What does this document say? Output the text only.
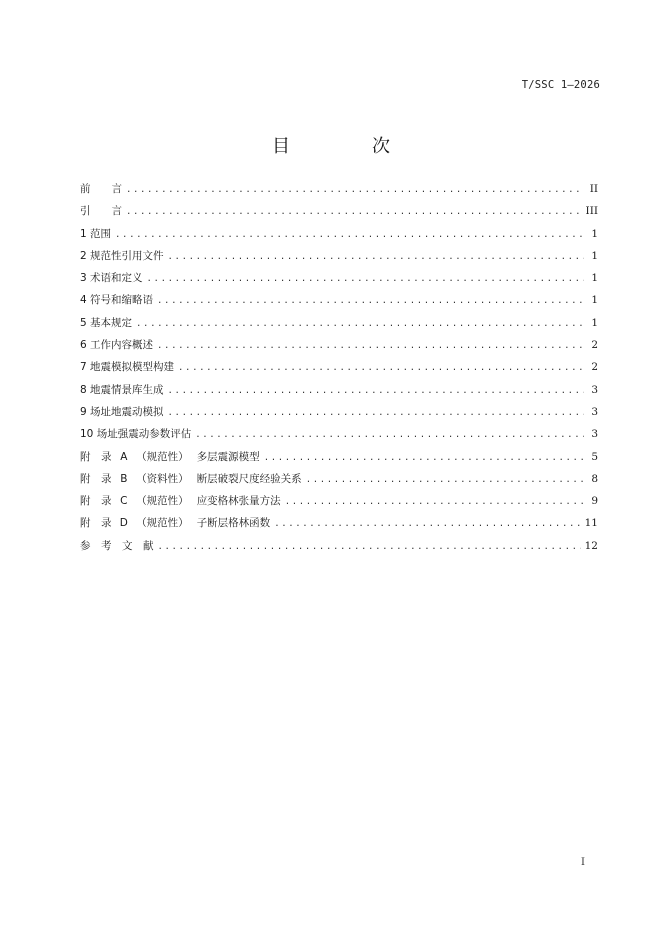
T/SSC 1—2026
目　次
前　　言 .....	II
引　　言 .....	III
1 范围 .....	1
2 规范性引用文件 .....	1
3 术语和定义 .....	1
4 符号和缩略语 .....	1
5 基本规定 .....	1
6 工作内容概述 .....	2
7 地震模拟模型构建 .....	2
8 地震情景库生成 .....	3
9 场址地震动模拟 .....	3
10 场址强震动参数评估 .....	3
附　录 A （规范性） 多层震源模型 .....	5
附　录 B （资料性） 断层破裂尺度经验关系 .....	8
附　录 C （规范性） 应变格林张量方法 .....	9
附　录 D （规范性） 子断层格林函数 .....	11
参　考　文　献 .....	12
I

▸ Task objective: Reproduce each line of the records exactly, and omit every picture.

▸ Correct answer:
What does this document say? Output the text only.
T/SSC 1—2026
目　次
前　　言 .....	II
引　　言 .....	III
1 范围 .....	1
2 规范性引用文件 .....	1
3 术语和定义 .....	1
4 符号和缩略语 .....	1
5 基本规定 .....	1
6 工作内容概述 .....	2
7 地震模拟模型构建 .....	2
8 地震情景库生成 .....	3
9 场址地震动模拟 .....	3
10 场址强震动参数评估 .....	3
附　录 A （规范性） 多层震源模型 .....	5
附　录 B （资料性） 断层破裂尺度经验关系 .....	8
附　录 C （规范性） 应变格林张量方法 .....	9
附　录 D （规范性） 子断层格林函数 .....	11
参　考　文　献 .....	12
I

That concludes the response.